Task statement: Determine how many lines below hold the string "Integrating". Reply with the number alone.

Extracted information:
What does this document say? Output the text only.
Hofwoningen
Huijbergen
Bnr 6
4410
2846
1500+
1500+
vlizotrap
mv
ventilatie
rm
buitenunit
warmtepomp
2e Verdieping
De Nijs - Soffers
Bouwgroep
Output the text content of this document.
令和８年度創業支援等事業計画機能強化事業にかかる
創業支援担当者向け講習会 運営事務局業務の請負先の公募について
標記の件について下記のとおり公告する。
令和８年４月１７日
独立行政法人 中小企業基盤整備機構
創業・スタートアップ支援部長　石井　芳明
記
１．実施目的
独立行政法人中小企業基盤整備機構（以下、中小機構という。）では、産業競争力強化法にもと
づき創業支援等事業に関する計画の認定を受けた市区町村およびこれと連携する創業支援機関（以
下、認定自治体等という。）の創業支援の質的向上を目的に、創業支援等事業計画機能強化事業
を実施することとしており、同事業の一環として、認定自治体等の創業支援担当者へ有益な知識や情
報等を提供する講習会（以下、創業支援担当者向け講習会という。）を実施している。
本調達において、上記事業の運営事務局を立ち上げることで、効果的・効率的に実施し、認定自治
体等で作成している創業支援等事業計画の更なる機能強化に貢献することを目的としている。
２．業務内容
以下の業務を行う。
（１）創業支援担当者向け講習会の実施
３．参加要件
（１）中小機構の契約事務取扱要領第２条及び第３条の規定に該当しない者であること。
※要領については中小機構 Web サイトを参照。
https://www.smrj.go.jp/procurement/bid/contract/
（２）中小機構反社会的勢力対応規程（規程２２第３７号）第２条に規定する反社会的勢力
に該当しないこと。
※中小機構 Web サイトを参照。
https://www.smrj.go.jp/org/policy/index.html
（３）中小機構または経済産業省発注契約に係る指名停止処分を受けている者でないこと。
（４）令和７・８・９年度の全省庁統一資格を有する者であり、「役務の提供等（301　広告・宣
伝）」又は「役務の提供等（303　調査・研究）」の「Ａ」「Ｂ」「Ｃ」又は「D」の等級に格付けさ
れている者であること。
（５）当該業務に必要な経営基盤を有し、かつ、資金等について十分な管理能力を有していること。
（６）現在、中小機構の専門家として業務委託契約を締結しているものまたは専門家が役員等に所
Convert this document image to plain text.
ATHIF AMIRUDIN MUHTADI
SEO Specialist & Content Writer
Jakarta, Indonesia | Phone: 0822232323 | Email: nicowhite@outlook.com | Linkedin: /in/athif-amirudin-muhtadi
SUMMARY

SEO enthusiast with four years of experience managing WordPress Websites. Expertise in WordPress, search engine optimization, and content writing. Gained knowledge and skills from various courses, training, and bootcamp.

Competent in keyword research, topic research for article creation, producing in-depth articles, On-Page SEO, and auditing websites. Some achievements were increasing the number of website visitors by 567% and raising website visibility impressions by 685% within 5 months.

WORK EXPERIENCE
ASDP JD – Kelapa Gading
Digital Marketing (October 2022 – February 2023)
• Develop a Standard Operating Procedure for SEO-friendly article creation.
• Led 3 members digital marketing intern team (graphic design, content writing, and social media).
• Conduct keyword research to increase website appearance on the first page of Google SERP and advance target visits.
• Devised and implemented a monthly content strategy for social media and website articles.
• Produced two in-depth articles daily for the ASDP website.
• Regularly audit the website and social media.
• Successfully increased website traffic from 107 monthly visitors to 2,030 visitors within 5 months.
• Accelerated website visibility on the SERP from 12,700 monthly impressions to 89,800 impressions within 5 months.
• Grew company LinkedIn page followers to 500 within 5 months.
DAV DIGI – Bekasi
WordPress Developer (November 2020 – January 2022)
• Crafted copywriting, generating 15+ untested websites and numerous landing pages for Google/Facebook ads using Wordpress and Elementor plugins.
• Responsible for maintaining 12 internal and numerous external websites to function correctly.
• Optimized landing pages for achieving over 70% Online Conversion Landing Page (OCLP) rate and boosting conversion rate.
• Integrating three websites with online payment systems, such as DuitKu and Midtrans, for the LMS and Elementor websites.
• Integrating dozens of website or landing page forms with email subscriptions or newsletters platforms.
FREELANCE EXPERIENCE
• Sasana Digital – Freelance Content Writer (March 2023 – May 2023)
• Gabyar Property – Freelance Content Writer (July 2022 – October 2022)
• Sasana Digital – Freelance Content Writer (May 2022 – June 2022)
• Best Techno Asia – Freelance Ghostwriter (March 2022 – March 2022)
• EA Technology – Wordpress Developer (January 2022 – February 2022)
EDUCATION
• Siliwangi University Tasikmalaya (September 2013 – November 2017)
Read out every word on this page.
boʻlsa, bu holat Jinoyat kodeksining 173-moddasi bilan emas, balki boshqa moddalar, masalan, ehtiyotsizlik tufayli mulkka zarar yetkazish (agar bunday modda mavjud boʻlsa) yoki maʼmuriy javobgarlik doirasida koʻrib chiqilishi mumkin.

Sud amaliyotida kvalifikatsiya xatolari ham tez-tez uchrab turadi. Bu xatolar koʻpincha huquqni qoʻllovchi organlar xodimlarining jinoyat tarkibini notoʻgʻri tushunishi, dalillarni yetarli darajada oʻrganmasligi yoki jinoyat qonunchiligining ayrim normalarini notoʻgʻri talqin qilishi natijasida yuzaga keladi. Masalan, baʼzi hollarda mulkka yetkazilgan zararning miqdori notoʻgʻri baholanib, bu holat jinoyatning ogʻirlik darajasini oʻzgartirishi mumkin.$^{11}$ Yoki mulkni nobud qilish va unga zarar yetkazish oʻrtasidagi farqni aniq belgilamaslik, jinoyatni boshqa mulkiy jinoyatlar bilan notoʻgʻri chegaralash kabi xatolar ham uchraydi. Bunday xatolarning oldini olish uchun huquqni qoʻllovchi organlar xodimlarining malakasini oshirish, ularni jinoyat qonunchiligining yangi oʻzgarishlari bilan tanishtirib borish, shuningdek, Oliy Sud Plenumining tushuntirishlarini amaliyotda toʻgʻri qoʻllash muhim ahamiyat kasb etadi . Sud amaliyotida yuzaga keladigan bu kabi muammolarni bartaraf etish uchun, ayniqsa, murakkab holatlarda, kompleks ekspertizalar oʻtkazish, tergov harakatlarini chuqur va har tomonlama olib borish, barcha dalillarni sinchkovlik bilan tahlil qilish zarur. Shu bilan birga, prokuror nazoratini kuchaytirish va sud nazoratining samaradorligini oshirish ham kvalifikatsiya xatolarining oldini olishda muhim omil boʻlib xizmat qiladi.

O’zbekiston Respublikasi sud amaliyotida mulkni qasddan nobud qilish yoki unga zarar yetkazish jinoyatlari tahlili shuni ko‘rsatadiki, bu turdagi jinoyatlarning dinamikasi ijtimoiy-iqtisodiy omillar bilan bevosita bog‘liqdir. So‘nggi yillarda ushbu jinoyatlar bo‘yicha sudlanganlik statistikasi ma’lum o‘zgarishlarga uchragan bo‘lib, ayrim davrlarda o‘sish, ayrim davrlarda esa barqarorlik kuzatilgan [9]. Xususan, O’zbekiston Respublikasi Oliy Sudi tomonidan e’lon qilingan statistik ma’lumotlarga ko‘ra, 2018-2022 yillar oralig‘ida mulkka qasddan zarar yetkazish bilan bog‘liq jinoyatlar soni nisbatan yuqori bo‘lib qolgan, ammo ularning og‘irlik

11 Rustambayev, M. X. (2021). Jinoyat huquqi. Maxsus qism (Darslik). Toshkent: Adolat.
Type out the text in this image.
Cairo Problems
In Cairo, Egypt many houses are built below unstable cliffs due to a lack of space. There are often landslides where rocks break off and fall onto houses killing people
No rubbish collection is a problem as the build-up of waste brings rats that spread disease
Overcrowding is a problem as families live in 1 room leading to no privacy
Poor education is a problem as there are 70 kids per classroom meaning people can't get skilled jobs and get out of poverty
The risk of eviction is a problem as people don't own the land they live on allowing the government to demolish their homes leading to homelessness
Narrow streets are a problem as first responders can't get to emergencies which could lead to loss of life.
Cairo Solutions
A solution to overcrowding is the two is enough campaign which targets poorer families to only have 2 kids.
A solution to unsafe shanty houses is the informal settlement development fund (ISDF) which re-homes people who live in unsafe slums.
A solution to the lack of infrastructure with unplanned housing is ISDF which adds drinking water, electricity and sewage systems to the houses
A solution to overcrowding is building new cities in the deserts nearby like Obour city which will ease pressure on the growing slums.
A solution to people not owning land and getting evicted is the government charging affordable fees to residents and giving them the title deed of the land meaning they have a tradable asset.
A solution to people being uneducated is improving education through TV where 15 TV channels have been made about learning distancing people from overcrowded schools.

Written response: 2